→ Objective:
Find every line in the records that holds the string "mask". Copy each one.

[Stored data entries]
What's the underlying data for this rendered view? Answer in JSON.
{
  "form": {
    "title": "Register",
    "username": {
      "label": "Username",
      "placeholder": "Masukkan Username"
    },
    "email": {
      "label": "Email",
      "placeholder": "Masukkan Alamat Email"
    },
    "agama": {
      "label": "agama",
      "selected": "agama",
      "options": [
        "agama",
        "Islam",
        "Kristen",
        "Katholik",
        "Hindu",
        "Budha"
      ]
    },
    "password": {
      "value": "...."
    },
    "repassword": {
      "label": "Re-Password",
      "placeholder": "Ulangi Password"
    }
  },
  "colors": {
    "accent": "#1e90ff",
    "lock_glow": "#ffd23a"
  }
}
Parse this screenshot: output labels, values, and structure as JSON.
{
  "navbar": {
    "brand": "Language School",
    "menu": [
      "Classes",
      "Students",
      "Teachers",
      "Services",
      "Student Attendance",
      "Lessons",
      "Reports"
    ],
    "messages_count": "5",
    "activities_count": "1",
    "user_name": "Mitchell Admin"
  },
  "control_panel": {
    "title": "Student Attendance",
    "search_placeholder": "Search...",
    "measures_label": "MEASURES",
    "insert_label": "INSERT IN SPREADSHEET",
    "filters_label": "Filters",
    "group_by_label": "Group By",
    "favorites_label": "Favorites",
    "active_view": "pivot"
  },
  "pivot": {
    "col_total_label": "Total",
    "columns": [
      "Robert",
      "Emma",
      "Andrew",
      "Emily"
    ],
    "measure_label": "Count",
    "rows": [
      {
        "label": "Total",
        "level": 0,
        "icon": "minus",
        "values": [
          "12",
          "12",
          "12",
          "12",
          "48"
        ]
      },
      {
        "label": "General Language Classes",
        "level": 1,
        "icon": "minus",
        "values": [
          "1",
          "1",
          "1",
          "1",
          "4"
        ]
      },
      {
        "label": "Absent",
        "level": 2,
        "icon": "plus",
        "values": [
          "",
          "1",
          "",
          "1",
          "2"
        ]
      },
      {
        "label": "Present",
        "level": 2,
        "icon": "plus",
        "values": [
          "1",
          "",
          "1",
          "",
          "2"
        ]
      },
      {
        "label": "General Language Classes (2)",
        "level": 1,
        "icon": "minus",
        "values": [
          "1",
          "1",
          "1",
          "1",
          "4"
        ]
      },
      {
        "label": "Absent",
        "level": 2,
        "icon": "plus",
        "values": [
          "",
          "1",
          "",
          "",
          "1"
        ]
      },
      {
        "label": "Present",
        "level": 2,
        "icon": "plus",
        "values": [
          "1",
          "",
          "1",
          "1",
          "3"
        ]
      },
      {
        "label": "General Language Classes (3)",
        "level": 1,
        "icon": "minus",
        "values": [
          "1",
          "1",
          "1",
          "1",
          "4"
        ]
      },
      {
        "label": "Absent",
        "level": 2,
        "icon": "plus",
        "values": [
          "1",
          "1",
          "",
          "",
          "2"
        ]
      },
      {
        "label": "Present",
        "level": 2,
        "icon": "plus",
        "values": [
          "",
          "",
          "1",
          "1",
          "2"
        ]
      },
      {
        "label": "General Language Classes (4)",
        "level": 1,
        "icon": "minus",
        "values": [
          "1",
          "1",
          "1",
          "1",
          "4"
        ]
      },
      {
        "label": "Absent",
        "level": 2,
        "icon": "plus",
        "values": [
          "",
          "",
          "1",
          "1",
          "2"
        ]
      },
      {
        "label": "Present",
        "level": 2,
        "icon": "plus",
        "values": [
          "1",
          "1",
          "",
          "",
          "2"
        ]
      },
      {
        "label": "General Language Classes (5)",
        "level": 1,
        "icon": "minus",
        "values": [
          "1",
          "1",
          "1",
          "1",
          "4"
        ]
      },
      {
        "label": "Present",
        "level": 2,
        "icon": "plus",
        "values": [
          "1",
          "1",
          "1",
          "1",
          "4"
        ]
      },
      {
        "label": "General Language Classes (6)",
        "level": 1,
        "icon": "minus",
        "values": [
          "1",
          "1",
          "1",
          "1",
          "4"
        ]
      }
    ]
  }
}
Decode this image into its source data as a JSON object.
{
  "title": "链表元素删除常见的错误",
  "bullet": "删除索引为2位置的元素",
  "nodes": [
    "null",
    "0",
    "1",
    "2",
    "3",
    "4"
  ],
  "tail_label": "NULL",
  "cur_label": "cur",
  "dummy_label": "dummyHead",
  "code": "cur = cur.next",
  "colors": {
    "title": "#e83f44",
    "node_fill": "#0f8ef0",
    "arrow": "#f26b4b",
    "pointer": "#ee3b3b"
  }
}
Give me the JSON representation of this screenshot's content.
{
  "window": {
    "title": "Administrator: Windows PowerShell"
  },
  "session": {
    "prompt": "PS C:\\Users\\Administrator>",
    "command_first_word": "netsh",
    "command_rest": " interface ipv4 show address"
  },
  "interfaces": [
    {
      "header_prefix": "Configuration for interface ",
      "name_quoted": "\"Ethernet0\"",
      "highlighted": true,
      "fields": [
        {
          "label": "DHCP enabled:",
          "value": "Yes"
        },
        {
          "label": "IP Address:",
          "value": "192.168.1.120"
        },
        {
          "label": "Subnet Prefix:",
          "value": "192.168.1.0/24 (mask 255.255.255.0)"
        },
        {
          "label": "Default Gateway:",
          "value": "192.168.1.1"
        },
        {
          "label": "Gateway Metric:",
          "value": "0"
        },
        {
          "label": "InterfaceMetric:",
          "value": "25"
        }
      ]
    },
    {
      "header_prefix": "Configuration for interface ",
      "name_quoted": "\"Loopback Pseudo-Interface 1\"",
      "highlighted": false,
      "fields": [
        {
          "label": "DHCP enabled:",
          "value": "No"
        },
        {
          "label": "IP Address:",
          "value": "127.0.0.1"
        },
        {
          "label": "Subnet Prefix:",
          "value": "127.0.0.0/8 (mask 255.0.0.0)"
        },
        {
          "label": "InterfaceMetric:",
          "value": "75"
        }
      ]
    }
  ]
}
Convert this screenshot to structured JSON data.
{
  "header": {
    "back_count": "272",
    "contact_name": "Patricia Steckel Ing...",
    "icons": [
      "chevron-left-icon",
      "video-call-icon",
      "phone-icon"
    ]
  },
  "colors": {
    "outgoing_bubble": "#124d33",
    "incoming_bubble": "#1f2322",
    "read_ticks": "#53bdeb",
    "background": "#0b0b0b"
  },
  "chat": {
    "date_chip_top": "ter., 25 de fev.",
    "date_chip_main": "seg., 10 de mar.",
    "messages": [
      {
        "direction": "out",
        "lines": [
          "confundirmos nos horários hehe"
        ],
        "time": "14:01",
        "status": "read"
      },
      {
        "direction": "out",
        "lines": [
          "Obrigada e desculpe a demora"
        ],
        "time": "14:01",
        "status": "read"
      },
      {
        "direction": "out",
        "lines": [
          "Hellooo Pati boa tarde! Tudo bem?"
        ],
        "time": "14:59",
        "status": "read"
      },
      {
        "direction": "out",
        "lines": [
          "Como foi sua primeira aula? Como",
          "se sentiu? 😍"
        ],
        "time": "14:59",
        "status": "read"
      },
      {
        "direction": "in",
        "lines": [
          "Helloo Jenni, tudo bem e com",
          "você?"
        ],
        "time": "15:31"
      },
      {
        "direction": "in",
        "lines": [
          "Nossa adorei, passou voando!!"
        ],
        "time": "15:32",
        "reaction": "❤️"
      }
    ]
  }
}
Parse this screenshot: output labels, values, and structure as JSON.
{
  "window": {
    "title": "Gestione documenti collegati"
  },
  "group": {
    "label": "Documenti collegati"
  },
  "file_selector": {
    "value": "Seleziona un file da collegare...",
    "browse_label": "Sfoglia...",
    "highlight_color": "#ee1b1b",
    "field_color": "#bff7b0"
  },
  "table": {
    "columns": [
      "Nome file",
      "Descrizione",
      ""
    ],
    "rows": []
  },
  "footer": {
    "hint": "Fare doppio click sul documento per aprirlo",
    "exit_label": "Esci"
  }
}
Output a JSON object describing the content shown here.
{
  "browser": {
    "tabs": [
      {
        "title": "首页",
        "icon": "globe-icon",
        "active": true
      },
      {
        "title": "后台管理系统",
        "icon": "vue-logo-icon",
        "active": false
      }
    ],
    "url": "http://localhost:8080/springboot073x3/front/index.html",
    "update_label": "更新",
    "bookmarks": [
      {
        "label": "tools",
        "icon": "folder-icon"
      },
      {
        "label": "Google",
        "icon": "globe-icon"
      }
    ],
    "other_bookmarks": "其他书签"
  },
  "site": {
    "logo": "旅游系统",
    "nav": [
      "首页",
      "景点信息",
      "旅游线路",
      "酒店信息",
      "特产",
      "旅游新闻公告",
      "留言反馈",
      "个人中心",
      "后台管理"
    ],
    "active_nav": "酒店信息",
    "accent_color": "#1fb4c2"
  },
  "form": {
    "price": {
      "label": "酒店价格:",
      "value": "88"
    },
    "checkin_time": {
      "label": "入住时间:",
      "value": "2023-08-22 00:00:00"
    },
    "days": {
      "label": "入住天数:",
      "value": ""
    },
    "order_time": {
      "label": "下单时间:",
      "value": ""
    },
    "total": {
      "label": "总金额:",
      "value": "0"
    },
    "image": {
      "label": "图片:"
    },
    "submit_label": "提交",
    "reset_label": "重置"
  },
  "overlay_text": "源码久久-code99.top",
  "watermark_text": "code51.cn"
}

→ The reply:
          "value": "192.168.1.0/24 (mask 255.255.255.0)"
          "value": "127.0.0.0/8 (mask 255.0.0.0)"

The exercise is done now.